(What to work on)
Write out the listing below again, precisely as it is given.

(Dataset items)
--------------------

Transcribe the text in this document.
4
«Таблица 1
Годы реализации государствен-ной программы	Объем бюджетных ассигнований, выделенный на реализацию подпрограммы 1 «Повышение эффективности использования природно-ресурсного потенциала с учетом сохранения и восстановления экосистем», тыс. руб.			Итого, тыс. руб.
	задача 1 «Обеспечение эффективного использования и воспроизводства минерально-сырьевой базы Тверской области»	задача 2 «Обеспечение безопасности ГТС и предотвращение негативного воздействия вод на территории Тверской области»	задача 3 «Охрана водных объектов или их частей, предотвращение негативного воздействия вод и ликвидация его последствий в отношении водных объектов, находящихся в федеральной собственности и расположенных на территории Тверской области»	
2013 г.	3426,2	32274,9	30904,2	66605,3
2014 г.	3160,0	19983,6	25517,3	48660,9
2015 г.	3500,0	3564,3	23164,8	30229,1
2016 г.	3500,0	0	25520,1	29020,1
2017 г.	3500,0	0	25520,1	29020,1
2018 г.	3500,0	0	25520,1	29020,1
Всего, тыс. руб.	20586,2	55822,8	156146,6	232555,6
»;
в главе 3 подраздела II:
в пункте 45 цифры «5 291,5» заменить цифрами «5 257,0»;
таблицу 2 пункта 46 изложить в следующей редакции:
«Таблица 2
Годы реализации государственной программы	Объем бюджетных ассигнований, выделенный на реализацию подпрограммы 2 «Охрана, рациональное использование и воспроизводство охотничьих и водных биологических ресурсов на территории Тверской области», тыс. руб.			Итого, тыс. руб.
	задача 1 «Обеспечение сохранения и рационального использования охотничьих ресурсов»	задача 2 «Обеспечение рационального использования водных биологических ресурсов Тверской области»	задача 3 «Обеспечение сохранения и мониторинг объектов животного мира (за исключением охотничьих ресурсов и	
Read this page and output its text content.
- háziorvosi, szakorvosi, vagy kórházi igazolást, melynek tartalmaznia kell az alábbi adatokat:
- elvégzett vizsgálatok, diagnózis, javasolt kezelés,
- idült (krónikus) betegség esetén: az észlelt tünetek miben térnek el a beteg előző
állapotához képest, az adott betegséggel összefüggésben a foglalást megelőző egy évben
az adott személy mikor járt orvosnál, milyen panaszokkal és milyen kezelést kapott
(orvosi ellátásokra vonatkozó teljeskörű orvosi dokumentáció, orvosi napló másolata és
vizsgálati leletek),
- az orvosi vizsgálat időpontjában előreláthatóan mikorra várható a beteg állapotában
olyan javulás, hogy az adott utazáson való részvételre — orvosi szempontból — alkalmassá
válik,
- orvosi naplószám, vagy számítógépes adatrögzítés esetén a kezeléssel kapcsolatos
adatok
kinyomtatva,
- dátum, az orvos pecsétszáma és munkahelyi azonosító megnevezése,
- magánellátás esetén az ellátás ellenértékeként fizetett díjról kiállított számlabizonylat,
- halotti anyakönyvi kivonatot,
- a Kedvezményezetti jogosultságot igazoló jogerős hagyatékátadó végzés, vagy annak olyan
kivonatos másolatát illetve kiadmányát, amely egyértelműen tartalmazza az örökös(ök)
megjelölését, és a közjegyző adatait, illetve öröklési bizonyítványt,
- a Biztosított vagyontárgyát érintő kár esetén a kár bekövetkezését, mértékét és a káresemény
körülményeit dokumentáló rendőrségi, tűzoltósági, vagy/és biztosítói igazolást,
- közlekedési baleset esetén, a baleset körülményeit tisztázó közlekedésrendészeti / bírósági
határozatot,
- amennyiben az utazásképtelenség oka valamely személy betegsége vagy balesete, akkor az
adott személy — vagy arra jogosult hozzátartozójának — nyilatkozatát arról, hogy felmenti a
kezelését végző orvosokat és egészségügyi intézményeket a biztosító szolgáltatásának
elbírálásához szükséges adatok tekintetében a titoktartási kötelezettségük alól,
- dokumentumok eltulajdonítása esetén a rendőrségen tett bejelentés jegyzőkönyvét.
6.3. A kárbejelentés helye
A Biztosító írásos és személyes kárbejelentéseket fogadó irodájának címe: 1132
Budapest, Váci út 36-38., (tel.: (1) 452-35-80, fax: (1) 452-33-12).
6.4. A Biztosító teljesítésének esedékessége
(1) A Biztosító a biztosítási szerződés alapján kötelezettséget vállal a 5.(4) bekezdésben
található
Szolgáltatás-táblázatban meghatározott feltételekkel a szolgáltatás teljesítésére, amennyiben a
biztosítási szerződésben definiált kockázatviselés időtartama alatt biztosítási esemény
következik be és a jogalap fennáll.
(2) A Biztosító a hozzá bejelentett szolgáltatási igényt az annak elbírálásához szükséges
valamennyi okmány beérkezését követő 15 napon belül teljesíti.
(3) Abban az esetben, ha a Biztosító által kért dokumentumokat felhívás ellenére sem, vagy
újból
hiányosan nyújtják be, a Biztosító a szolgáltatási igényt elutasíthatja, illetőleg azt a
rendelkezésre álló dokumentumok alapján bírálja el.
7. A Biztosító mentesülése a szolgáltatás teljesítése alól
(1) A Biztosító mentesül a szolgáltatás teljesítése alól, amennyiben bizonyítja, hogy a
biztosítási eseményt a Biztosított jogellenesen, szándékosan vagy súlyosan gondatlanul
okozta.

--------------------

(Response)
Transcribe the text in this document.
4
«Таблица 1
Годы реализации государствен-ной программы	Объем бюджетных ассигнований, выделенный на реализацию подпрограммы 1 «Повышение эффективности использования природно-ресурсного потенциала с учетом сохранения и восстановления экосистем», тыс. руб.			Итого, тыс. руб.
	задача 1 «Обеспечение эффективного использования и воспроизводства минерально-сырьевой базы Тверской области»	задача 2 «Обеспечение безопасности ГТС и предотвращение негативного воздействия вод на территории Тверской области»	задача 3 «Охрана водных объектов или их частей, предотвращение негативного воздействия вод и ликвидация его последствий в отношении водных объектов, находящихся в федеральной собственности и расположенных на территории Тверской области»	
2013 г.	3426,2	32274,9	30904,2	66605,3
2014 г.	3160,0	19983,6	25517,3	48660,9
2015 г.	3500,0	3564,3	23164,8	30229,1
2016 г.	3500,0	0	25520,1	29020,1
2017 г.	3500,0	0	25520,1	29020,1
2018 г.	3500,0	0	25520,1	29020,1
Всего, тыс. руб.	20586,2	55822,8	156146,6	232555,6
»;
в главе 3 подраздела II:
в пункте 45 цифры «5 291,5» заменить цифрами «5 257,0»;
таблицу 2 пункта 46 изложить в следующей редакции:
«Таблица 2
Годы реализации государственной программы	Объем бюджетных ассигнований, выделенный на реализацию подпрограммы 2 «Охрана, рациональное использование и воспроизводство охотничьих и водных биологических ресурсов на территории Тверской области», тыс. руб.			Итого, тыс. руб.
	задача 1 «Обеспечение сохранения и рационального использования охотничьих ресурсов»	задача 2 «Обеспечение рационального использования водных биологических ресурсов Тверской области»	задача 3 «Обеспечение сохранения и мониторинг объектов животного мира (за исключением охотничьих ресурсов и	
Read this page and output its text content.
- háziorvosi, szakorvosi, vagy kórházi igazolást, melynek tartalmaznia kell az alábbi adatokat:
- elvégzett vizsgálatok, diagnózis, javasolt kezelés,
- idült (krónikus) betegség esetén: az észlelt tünetek miben térnek el a beteg előző
állapotához képest, az adott betegséggel összefüggésben a foglalást megelőző egy évben
az adott személy mikor járt orvosnál, milyen panaszokkal és milyen kezelést kapott
(orvosi ellátásokra vonatkozó teljeskörű orvosi dokumentáció, orvosi napló másolata és
vizsgálati leletek),
- az orvosi vizsgálat időpontjában előreláthatóan mikorra várható a beteg állapotában
olyan javulás, hogy az adott utazáson való részvételre — orvosi szempontból — alkalmassá
válik,
- orvosi naplószám, vagy számítógépes adatrögzítés esetén a kezeléssel kapcsolatos
adatok
kinyomtatva,
- dátum, az orvos pecsétszáma és munkahelyi azonosító megnevezése,
- magánellátás esetén az ellátás ellenértékeként fizetett díjról kiállított számlabizonylat,
- halotti anyakönyvi kivonatot,
- a Kedvezményezetti jogosultságot igazoló jogerős hagyatékátadó végzés, vagy annak olyan
kivonatos másolatát illetve kiadmányát, amely egyértelműen tartalmazza az örökös(ök)
megjelölését, és a közjegyző adatait, illetve öröklési bizonyítványt,
- a Biztosított vagyontárgyát érintő kár esetén a kár bekövetkezését, mértékét és a káresemény
körülményeit dokumentáló rendőrségi, tűzoltósági, vagy/és biztosítói igazolást,
- közlekedési baleset esetén, a baleset körülményeit tisztázó közlekedésrendészeti / bírósági
határozatot,
- amennyiben az utazásképtelenség oka valamely személy betegsége vagy balesete, akkor az
adott személy — vagy arra jogosult hozzátartozójának — nyilatkozatát arról, hogy felmenti a
kezelését végző orvosokat és egészségügyi intézményeket a biztosító szolgáltatásának
elbírálásához szükséges adatok tekintetében a titoktartási kötelezettségük alól,
- dokumentumok eltulajdonítása esetén a rendőrségen tett bejelentés jegyzőkönyvét.
6.3. A kárbejelentés helye
A Biztosító írásos és személyes kárbejelentéseket fogadó irodájának címe: 1132
Budapest, Váci út 36-38., (tel.: (1) 452-35-80, fax: (1) 452-33-12).
6.4. A Biztosító teljesítésének esedékessége
(1) A Biztosító a biztosítási szerződés alapján kötelezettséget vállal a 5.(4) bekezdésben
található
Szolgáltatás-táblázatban meghatározott feltételekkel a szolgáltatás teljesítésére, amennyiben a
biztosítási szerződésben definiált kockázatviselés időtartama alatt biztosítási esemény
következik be és a jogalap fennáll.
(2) A Biztosító a hozzá bejelentett szolgáltatási igényt az annak elbírálásához szükséges
valamennyi okmány beérkezését követő 15 napon belül teljesíti.
(3) Abban az esetben, ha a Biztosító által kért dokumentumokat felhívás ellenére sem, vagy
újból
hiányosan nyújtják be, a Biztosító a szolgáltatási igényt elutasíthatja, illetőleg azt a
rendelkezésre álló dokumentumok alapján bírálja el.
7. A Biztosító mentesülése a szolgáltatás teljesítése alól
(1) A Biztosító mentesül a szolgáltatás teljesítése alól, amennyiben bizonyítja, hogy a
biztosítási eseményt a Biztosított jogellenesen, szándékosan vagy súlyosan gondatlanul
okozta.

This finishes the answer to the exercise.